**PROBLEM:**
Write the listing out again, all of it, word for word.

Dataset items
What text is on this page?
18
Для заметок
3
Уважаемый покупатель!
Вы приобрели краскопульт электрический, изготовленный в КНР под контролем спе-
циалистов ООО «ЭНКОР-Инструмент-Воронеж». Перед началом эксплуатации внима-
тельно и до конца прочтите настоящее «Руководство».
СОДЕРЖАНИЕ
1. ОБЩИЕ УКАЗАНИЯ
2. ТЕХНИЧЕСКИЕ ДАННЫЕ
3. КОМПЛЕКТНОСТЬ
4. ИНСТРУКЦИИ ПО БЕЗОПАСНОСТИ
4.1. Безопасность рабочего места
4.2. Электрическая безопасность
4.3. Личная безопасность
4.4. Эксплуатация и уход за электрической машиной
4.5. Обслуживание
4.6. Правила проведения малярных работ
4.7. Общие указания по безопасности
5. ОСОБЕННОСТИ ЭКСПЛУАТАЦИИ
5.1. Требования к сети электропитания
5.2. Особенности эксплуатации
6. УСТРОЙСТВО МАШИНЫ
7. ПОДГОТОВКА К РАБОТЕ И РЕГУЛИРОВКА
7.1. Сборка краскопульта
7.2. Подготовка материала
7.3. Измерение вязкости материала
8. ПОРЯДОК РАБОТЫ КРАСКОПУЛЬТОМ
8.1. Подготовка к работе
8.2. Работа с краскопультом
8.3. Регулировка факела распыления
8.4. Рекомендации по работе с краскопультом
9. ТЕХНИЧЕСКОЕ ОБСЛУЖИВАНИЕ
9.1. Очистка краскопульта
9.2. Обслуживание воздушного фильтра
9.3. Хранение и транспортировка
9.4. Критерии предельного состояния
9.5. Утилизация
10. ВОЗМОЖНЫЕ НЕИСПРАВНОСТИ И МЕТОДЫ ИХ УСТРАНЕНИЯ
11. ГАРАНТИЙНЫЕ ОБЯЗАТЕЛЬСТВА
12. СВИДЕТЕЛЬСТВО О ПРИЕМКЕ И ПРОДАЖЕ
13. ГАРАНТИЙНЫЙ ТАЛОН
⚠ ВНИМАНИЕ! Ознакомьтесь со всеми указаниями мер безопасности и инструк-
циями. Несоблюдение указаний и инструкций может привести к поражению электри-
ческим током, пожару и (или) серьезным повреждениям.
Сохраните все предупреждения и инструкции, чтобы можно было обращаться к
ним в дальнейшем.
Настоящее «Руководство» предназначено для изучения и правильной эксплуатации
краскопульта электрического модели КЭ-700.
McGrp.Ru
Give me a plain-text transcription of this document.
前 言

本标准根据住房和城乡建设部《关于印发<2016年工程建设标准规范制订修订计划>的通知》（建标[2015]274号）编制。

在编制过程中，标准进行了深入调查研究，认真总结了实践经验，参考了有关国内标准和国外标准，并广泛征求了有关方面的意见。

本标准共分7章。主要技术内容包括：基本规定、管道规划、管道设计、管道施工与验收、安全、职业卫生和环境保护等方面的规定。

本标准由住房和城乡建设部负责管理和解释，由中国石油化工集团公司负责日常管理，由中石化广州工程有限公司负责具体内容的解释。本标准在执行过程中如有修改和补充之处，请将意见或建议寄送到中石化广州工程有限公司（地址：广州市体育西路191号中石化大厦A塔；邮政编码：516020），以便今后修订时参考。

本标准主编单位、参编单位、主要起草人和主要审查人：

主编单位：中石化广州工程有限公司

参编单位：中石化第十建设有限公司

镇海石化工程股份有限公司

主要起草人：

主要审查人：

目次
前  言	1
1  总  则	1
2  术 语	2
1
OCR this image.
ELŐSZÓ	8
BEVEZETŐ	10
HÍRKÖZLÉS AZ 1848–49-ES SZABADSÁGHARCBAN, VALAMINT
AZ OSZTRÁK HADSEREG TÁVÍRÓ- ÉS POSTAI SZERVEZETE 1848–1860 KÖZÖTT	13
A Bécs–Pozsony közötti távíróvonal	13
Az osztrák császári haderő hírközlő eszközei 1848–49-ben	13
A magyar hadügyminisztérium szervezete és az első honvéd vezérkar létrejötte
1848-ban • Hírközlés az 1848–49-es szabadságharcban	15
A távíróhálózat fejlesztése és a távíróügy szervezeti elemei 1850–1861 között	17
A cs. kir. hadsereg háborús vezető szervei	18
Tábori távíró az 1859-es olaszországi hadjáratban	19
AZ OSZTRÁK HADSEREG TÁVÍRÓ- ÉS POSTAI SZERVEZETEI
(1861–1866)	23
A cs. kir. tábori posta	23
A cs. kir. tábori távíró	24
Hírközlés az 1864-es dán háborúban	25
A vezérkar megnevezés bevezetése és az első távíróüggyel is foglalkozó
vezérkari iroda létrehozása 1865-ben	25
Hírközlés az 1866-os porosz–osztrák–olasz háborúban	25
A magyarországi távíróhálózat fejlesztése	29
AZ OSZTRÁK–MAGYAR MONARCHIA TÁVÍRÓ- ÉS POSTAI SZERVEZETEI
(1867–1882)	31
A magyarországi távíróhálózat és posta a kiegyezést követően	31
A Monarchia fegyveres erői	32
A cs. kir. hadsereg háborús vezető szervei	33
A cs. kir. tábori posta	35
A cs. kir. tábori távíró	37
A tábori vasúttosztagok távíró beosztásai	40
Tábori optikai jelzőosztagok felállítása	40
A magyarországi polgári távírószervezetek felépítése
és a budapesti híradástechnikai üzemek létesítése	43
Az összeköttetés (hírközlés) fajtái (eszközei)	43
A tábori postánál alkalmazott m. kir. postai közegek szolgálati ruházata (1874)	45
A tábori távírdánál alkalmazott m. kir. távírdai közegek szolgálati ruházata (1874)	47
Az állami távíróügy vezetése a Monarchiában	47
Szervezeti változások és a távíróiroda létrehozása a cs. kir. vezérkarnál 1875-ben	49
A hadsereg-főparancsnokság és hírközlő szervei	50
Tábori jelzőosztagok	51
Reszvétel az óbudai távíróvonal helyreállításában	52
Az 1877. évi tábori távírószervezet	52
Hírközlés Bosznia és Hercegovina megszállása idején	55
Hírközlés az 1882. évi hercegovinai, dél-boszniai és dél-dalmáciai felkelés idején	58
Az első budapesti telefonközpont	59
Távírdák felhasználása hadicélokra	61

**ANSWER FOR THE TASK:**
What text is on this page?
18
Для заметок
3
Уважаемый покупатель!
Вы приобрели краскопульт электрический, изготовленный в КНР под контролем спе-
циалистов ООО «ЭНКОР-Инструмент-Воронеж». Перед началом эксплуатации внима-
тельно и до конца прочтите настоящее «Руководство».
СОДЕРЖАНИЕ
1. ОБЩИЕ УКАЗАНИЯ
2. ТЕХНИЧЕСКИЕ ДАННЫЕ
3. КОМПЛЕКТНОСТЬ
4. ИНСТРУКЦИИ ПО БЕЗОПАСНОСТИ
4.1. Безопасность рабочего места
4.2. Электрическая безопасность
4.3. Личная безопасность
4.4. Эксплуатация и уход за электрической машиной
4.5. Обслуживание
4.6. Правила проведения малярных работ
4.7. Общие указания по безопасности
5. ОСОБЕННОСТИ ЭКСПЛУАТАЦИИ
5.1. Требования к сети электропитания
5.2. Особенности эксплуатации
6. УСТРОЙСТВО МАШИНЫ
7. ПОДГОТОВКА К РАБОТЕ И РЕГУЛИРОВКА
7.1. Сборка краскопульта
7.2. Подготовка материала
7.3. Измерение вязкости материала
8. ПОРЯДОК РАБОТЫ КРАСКОПУЛЬТОМ
8.1. Подготовка к работе
8.2. Работа с краскопультом
8.3. Регулировка факела распыления
8.4. Рекомендации по работе с краскопультом
9. ТЕХНИЧЕСКОЕ ОБСЛУЖИВАНИЕ
9.1. Очистка краскопульта
9.2. Обслуживание воздушного фильтра
9.3. Хранение и транспортировка
9.4. Критерии предельного состояния
9.5. Утилизация
10. ВОЗМОЖНЫЕ НЕИСПРАВНОСТИ И МЕТОДЫ ИХ УСТРАНЕНИЯ
11. ГАРАНТИЙНЫЕ ОБЯЗАТЕЛЬСТВА
12. СВИДЕТЕЛЬСТВО О ПРИЕМКЕ И ПРОДАЖЕ
13. ГАРАНТИЙНЫЙ ТАЛОН
⚠ ВНИМАНИЕ! Ознакомьтесь со всеми указаниями мер безопасности и инструк-
циями. Несоблюдение указаний и инструкций может привести к поражению электри-
ческим током, пожару и (или) серьезным повреждениям.
Сохраните все предупреждения и инструкции, чтобы можно было обращаться к
ним в дальнейшем.
Настоящее «Руководство» предназначено для изучения и правильной эксплуатации
краскопульта электрического модели КЭ-700.
McGrp.Ru
Give me a plain-text transcription of this document.
前 言

本标准根据住房和城乡建设部《关于印发<2016年工程建设标准规范制订修订计划>的通知》（建标[2015]274号）编制。

在编制过程中，标准进行了深入调查研究，认真总结了实践经验，参考了有关国内标准和国外标准，并广泛征求了有关方面的意见。

本标准共分7章。主要技术内容包括：基本规定、管道规划、管道设计、管道施工与验收、安全、职业卫生和环境保护等方面的规定。

本标准由住房和城乡建设部负责管理和解释，由中国石油化工集团公司负责日常管理，由中石化广州工程有限公司负责具体内容的解释。本标准在执行过程中如有修改和补充之处，请将意见或建议寄送到中石化广州工程有限公司（地址：广州市体育西路191号中石化大厦A塔；邮政编码：516020），以便今后修订时参考。

本标准主编单位、参编单位、主要起草人和主要审查人：

主编单位：中石化广州工程有限公司

参编单位：中石化第十建设有限公司

镇海石化工程股份有限公司

主要起草人：

主要审查人：

目次
前  言	1
1  总  则	1
2  术 语	2
1
OCR this image.
ELŐSZÓ	8
BEVEZETŐ	10
HÍRKÖZLÉS AZ 1848–49-ES SZABADSÁGHARCBAN, VALAMINT
AZ OSZTRÁK HADSEREG TÁVÍRÓ- ÉS POSTAI SZERVEZETE 1848–1860 KÖZÖTT	13
A Bécs–Pozsony közötti távíróvonal	13
Az osztrák császári haderő hírközlő eszközei 1848–49-ben	13
A magyar hadügyminisztérium szervezete és az első honvéd vezérkar létrejötte
1848-ban • Hírközlés az 1848–49-es szabadságharcban	15
A távíróhálózat fejlesztése és a távíróügy szervezeti elemei 1850–1861 között	17
A cs. kir. hadsereg háborús vezető szervei	18
Tábori távíró az 1859-es olaszországi hadjáratban	19
AZ OSZTRÁK HADSEREG TÁVÍRÓ- ÉS POSTAI SZERVEZETEI
(1861–1866)	23
A cs. kir. tábori posta	23
A cs. kir. tábori távíró	24
Hírközlés az 1864-es dán háborúban	25
A vezérkar megnevezés bevezetése és az első távíróüggyel is foglalkozó
vezérkari iroda létrehozása 1865-ben	25
Hírközlés az 1866-os porosz–osztrák–olasz háborúban	25
A magyarországi távíróhálózat fejlesztése	29
AZ OSZTRÁK–MAGYAR MONARCHIA TÁVÍRÓ- ÉS POSTAI SZERVEZETEI
(1867–1882)	31
A magyarországi távíróhálózat és posta a kiegyezést követően	31
A Monarchia fegyveres erői	32
A cs. kir. hadsereg háborús vezető szervei	33
A cs. kir. tábori posta	35
A cs. kir. tábori távíró	37
A tábori vasúttosztagok távíró beosztásai	40
Tábori optikai jelzőosztagok felállítása	40
A magyarországi polgári távírószervezetek felépítése
és a budapesti híradástechnikai üzemek létesítése	43
Az összeköttetés (hírközlés) fajtái (eszközei)	43
A tábori postánál alkalmazott m. kir. postai közegek szolgálati ruházata (1874)	45
A tábori távírdánál alkalmazott m. kir. távírdai közegek szolgálati ruházata (1874)	47
Az állami távíróügy vezetése a Monarchiában	47
Szervezeti változások és a távíróiroda létrehozása a cs. kir. vezérkarnál 1875-ben	49
A hadsereg-főparancsnokság és hírközlő szervei	50
Tábori jelzőosztagok	51
Reszvétel az óbudai távíróvonal helyreállításában	52
Az 1877. évi tábori távírószervezet	52
Hírközlés Bosznia és Hercegovina megszállása idején	55
Hírközlés az 1882. évi hercegovinai, dél-boszniai és dél-dalmáciai felkelés idején	58
Az első budapesti telefonközpont	59
Távírdák felhasználása hadicélokra	61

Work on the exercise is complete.